> [DATASET RECORDS]:
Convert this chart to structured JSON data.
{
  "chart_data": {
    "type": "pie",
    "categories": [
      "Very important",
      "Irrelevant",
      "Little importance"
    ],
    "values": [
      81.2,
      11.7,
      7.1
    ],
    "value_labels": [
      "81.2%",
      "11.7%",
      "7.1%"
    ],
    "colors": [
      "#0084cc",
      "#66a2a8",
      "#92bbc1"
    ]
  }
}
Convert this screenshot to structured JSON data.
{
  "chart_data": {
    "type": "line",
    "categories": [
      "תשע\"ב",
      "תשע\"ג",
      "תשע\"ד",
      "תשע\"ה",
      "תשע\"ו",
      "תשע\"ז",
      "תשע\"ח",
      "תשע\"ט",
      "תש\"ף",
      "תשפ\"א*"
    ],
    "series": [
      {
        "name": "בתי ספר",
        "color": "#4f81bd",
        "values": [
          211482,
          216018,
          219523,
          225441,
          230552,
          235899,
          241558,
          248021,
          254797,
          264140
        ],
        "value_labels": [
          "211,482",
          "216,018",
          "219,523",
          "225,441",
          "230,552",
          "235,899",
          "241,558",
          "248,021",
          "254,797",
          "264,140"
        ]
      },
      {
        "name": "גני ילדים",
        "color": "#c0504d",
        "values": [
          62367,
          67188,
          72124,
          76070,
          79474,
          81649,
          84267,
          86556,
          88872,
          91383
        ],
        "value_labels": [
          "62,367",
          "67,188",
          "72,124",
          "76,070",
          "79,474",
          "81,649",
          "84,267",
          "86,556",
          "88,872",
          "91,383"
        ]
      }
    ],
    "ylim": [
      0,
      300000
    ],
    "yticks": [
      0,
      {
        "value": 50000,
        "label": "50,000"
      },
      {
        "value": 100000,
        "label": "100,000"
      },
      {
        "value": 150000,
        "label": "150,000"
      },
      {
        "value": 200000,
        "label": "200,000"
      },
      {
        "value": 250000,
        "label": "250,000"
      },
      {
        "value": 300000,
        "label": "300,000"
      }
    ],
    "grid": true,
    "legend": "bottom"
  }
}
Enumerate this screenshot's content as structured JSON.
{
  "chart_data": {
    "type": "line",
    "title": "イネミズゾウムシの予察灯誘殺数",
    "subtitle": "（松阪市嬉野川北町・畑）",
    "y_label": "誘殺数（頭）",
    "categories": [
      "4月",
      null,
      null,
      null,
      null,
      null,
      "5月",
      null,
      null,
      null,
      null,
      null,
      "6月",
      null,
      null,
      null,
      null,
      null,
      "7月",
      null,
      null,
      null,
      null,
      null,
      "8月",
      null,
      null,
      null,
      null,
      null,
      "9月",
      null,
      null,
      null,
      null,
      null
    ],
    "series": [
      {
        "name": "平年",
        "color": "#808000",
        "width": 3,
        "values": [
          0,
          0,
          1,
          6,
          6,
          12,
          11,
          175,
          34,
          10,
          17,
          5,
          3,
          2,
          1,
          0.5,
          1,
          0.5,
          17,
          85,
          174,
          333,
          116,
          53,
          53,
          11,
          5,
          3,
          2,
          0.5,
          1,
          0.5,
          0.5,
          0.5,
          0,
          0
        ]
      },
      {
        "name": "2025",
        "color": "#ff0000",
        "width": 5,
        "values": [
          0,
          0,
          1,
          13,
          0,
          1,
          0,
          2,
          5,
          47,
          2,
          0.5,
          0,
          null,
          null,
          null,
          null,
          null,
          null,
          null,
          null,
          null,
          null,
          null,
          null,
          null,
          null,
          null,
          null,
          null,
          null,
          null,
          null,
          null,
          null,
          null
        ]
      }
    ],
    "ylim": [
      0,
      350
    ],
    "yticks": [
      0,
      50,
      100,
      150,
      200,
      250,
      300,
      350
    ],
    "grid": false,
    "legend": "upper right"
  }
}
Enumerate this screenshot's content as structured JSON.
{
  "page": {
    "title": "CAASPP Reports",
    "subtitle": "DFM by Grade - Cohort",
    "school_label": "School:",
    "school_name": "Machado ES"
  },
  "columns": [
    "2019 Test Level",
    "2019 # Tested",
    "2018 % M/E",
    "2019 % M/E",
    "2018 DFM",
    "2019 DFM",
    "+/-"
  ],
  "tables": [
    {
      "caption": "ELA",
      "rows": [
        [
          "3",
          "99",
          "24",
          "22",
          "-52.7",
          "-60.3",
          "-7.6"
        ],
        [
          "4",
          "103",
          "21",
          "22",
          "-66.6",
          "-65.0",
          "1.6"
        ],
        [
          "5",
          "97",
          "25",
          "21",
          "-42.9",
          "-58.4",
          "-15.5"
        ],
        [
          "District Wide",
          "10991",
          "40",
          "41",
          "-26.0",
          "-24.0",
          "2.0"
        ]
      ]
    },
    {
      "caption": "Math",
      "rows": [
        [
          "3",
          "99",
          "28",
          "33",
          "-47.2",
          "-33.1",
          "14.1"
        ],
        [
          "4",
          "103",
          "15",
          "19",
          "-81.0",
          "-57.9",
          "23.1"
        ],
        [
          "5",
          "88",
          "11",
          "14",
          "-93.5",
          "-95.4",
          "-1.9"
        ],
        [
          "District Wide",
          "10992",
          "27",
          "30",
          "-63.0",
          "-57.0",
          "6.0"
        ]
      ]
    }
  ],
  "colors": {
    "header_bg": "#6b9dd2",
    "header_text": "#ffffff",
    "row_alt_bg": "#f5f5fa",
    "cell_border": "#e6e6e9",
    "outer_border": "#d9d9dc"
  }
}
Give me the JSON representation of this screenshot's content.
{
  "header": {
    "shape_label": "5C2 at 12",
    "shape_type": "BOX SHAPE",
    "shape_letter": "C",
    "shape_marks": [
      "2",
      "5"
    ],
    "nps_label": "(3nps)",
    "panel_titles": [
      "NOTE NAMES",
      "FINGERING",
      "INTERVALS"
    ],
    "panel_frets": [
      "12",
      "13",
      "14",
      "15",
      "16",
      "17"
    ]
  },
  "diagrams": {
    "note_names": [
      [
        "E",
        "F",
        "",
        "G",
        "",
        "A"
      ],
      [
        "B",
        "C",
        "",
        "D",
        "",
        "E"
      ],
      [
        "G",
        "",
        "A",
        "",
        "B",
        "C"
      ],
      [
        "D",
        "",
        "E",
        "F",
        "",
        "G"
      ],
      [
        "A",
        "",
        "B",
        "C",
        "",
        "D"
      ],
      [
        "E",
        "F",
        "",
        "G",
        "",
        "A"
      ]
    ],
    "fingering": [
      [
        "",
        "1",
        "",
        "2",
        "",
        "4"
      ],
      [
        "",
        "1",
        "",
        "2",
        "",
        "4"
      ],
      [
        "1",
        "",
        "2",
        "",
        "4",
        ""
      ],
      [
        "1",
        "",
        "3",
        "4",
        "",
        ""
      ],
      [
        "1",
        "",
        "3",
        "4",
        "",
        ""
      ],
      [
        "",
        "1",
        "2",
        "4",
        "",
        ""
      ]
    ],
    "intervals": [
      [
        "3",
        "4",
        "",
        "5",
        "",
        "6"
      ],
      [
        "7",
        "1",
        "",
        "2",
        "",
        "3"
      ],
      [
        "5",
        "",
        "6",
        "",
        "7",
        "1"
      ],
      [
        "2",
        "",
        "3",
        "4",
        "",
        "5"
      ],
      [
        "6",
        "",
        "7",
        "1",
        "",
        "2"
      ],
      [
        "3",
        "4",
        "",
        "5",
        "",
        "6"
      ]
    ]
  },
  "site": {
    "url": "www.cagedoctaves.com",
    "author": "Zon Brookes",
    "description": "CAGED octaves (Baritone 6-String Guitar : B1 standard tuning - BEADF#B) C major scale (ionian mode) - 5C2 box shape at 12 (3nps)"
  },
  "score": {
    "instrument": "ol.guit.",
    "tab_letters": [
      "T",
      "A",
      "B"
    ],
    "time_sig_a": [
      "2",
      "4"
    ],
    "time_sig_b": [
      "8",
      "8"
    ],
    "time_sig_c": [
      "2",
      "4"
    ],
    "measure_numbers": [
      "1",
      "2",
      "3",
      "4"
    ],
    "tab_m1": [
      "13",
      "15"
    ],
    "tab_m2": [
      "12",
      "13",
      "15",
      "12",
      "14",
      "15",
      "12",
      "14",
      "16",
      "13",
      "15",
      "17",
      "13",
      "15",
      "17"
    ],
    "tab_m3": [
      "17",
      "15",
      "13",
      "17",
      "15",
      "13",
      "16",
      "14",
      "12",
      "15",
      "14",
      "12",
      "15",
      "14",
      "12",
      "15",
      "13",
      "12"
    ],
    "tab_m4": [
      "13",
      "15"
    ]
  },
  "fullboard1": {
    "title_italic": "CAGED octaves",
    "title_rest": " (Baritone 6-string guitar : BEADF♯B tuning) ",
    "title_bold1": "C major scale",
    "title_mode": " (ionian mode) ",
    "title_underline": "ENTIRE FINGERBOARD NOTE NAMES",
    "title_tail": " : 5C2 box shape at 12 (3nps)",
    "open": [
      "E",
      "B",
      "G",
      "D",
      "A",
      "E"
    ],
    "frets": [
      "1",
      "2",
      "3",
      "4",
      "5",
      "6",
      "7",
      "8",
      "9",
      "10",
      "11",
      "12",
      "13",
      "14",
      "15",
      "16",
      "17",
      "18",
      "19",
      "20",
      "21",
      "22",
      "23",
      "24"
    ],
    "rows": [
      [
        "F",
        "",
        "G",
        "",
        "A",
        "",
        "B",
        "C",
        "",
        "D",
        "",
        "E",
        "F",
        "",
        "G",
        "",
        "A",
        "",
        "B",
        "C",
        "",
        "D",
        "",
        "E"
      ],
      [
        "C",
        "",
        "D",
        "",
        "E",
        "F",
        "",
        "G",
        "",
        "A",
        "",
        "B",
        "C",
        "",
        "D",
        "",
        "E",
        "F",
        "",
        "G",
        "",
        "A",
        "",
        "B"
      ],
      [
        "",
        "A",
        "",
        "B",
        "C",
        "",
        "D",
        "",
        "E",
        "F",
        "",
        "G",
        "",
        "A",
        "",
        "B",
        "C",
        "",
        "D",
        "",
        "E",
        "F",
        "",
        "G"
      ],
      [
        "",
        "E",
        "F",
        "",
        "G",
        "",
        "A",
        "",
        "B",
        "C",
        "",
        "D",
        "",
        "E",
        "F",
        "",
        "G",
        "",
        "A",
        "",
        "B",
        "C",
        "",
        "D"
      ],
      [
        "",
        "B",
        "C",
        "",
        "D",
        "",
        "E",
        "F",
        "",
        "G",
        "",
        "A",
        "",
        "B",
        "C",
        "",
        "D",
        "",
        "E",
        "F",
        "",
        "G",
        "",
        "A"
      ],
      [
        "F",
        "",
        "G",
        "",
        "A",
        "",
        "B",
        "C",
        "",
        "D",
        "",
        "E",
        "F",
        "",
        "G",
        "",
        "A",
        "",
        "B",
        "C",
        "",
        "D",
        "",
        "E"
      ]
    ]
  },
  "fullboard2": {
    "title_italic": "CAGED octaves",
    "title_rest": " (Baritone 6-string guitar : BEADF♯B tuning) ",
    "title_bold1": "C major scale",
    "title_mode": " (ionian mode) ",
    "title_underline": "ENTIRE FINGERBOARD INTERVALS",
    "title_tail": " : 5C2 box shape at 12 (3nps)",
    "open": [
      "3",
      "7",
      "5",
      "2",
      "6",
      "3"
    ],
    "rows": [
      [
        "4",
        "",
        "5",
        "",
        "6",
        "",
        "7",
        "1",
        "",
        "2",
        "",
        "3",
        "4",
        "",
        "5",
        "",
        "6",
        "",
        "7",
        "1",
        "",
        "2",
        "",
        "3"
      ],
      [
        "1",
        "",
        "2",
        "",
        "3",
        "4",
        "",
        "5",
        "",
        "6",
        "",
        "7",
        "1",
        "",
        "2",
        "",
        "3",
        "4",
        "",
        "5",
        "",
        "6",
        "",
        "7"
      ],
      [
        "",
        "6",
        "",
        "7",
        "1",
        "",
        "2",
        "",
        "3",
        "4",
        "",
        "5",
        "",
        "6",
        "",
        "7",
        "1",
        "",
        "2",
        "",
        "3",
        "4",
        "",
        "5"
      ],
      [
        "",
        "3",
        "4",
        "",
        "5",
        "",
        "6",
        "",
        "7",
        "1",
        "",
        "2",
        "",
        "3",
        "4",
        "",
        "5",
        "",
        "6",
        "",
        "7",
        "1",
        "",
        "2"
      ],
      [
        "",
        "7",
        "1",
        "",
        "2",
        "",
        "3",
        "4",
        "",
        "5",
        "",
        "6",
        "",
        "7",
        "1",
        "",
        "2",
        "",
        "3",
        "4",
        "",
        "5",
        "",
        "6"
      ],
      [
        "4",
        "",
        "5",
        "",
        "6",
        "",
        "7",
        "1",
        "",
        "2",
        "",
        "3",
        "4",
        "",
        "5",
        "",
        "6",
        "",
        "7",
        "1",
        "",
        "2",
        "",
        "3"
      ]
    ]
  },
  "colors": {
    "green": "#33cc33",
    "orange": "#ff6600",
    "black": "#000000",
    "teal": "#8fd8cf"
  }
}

> [TASK DETAILS]: Every line in the data that holds "this" should be copied out.

> [RESPONSE BELOW]:
Convert this chart to structured JSON data.
Convert this screenshot to structured JSON data.
Enumerate this screenshot's content as structured JSON.
Enumerate this screenshot's content as structured JSON.
Give me the JSON representation of this screenshot's content.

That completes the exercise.